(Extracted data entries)
*****

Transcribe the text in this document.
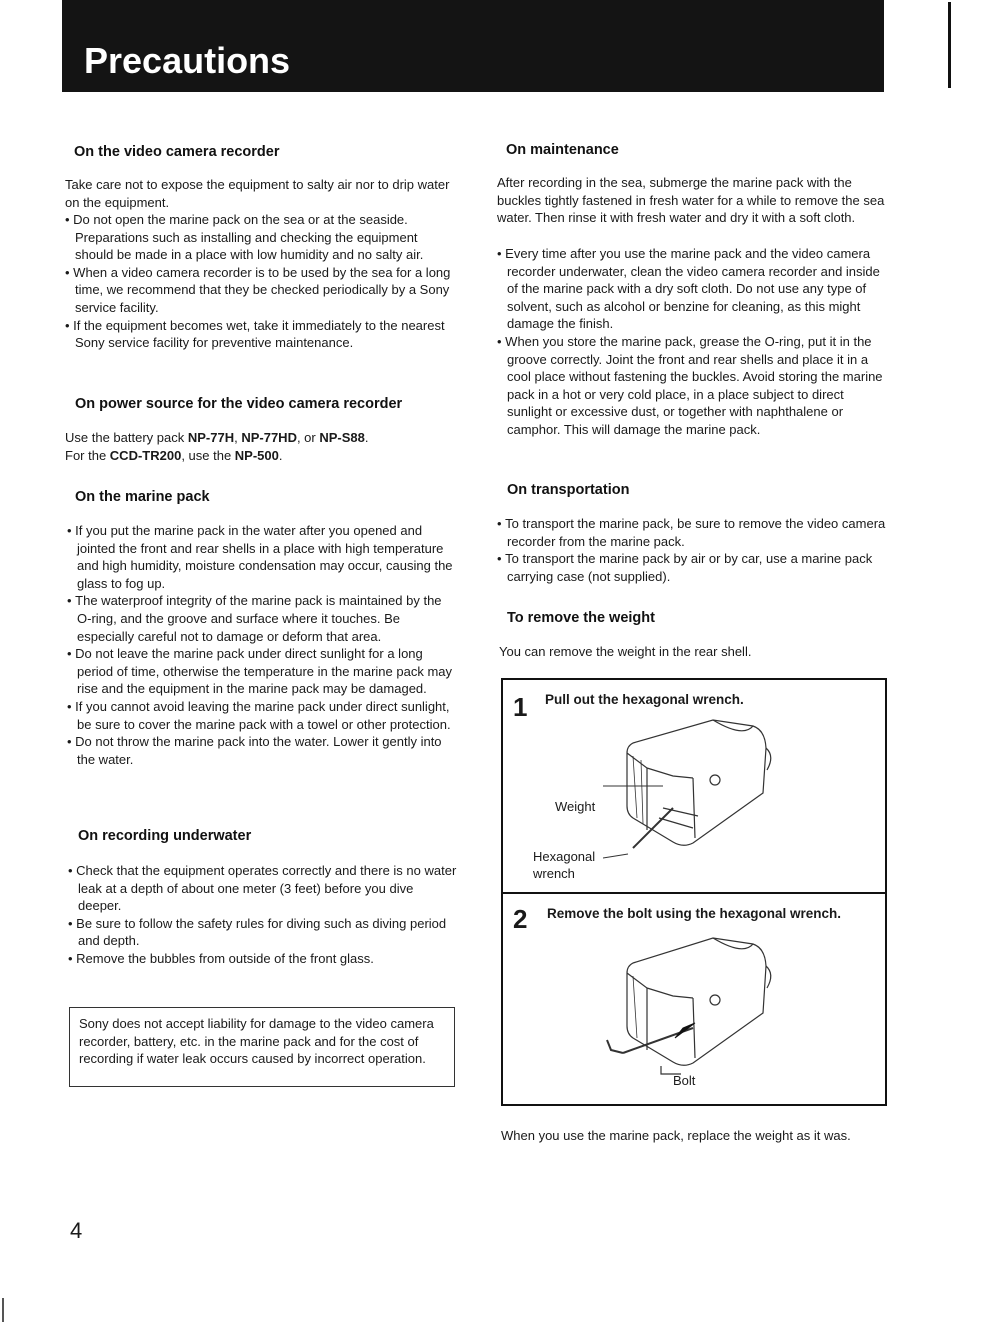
Precautions
On the video camera recorder

Take care not to expose the equipment to salty air nor to drip water on the equipment.

• Do not open the marine pack on the sea or at the seaside. Preparations such as installing and checking the equipment should be made in a place with low humidity and no salty air.
• When a video camera recorder is to be used by the sea for a long time, we recommend that they be checked periodically by a Sony service facility.
• If the equipment becomes wet, take it immediately to the nearest Sony service facility for preventive maintenance.
On power source for the video camera recorder

Use the battery pack NP-77H, NP-77HD, or NP-S88.
For the CCD-TR200, use the NP-500.

On the marine pack
• If you put the marine pack in the water after you opened and jointed the front and rear shells in a place with high temperature and high humidity, moisture condensation may occur, causing the glass to fog up.
• The waterproof integrity of the marine pack is maintained by the O-ring, and the groove and surface where it touches. Be especially careful not to damage or deform that area.
• Do not leave the marine pack under direct sunlight for a long period of time, otherwise the temperature in the marine pack may rise and the equipment in the marine pack may be damaged.
• If you cannot avoid leaving the marine pack under direct sunlight, be sure to cover the marine pack with a towel or other protection.
• Do not throw the marine pack into the water. Lower it gently into the water.
On recording underwater
• Check that the equipment operates correctly and there is no water leak at a depth of about one meter (3 feet) before you dive deeper.
• Be sure to follow the safety rules for diving such as diving period and depth.
• Remove the bubbles from outside of the front glass.

Sony does not accept liability for damage to the video camera recorder, battery, etc. in the marine pack and for the cost of recording if water leak occurs caused by incorrect operation.

On maintenance

After recording in the sea, submerge the marine pack with the buckles tightly fastened in fresh water for a while to remove the sea water. Then rinse it with fresh water and dry it with a soft cloth.

• Every time after you use the marine pack and the video camera recorder underwater, clean the video camera recorder and inside of the marine pack with a dry soft cloth. Do not use any type of solvent, such as alcohol or benzine for cleaning, as this might damage the finish.
• When you store the marine pack, grease the O-ring, put it in the groove correctly. Joint the front and rear shells and place it in a cool place without fastening the buckles. Avoid storing the marine pack in a hot or very cold place, in a place subject to direct sunlight or excessive dust, or together with naphthalene or camphor. This will damage the marine pack.
On transportation
• To transport the marine pack, be sure to remove the video camera recorder from the marine pack.
• To transport the marine pack by air or by car, use a marine pack carrying case (not supplied).
To remove the weight

You can remove the weight in the rear shell.

1 Pull out the hexagonal wrench.
Weight
Hexagonal
wrench
2 Remove the bolt using the hexagonal wrench.
Bolt

When you use the marine pack, replace the weight as it was.

4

*****

Copy every record above exactly, leaving out the pictures.

Transcribe the text in this document.
Precautions
On the video camera recorder

Take care not to expose the equipment to salty air nor to drip water on the equipment.

• Do not open the marine pack on the sea or at the seaside. Preparations such as installing and checking the equipment should be made in a place with low humidity and no salty air.
• When a video camera recorder is to be used by the sea for a long time, we recommend that they be checked periodically by a Sony service facility.
• If the equipment becomes wet, take it immediately to the nearest Sony service facility for preventive maintenance.
On power source for the video camera recorder

Use the battery pack NP-77H, NP-77HD, or NP-S88.
For the CCD-TR200, use the NP-500.

On the marine pack
• If you put the marine pack in the water after you opened and jointed the front and rear shells in a place with high temperature and high humidity, moisture condensation may occur, causing the glass to fog up.
• The waterproof integrity of the marine pack is maintained by the O-ring, and the groove and surface where it touches. Be especially careful not to damage or deform that area.
• Do not leave the marine pack under direct sunlight for a long period of time, otherwise the temperature in the marine pack may rise and the equipment in the marine pack may be damaged.
• If you cannot avoid leaving the marine pack under direct sunlight, be sure to cover the marine pack with a towel or other protection.
• Do not throw the marine pack into the water. Lower it gently into the water.
On recording underwater
• Check that the equipment operates correctly and there is no water leak at a depth of about one meter (3 feet) before you dive deeper.
• Be sure to follow the safety rules for diving such as diving period and depth.
• Remove the bubbles from outside of the front glass.

Sony does not accept liability for damage to the video camera recorder, battery, etc. in the marine pack and for the cost of recording if water leak occurs caused by incorrect operation.

On maintenance

After recording in the sea, submerge the marine pack with the buckles tightly fastened in fresh water for a while to remove the sea water. Then rinse it with fresh water and dry it with a soft cloth.

• Every time after you use the marine pack and the video camera recorder underwater, clean the video camera recorder and inside of the marine pack with a dry soft cloth. Do not use any type of solvent, such as alcohol or benzine for cleaning, as this might damage the finish.
• When you store the marine pack, grease the O-ring, put it in the groove correctly. Joint the front and rear shells and place it in a cool place without fastening the buckles. Avoid storing the marine pack in a hot or very cold place, in a place subject to direct sunlight or excessive dust, or together with naphthalene or camphor. This will damage the marine pack.
On transportation
• To transport the marine pack, be sure to remove the video camera recorder from the marine pack.
• To transport the marine pack by air or by car, use a marine pack carrying case (not supplied).
To remove the weight

You can remove the weight in the rear shell.

1 Pull out the hexagonal wrench.
Weight
Hexagonal
wrench
2 Remove the bolt using the hexagonal wrench.
Bolt

When you use the marine pack, replace the weight as it was.

4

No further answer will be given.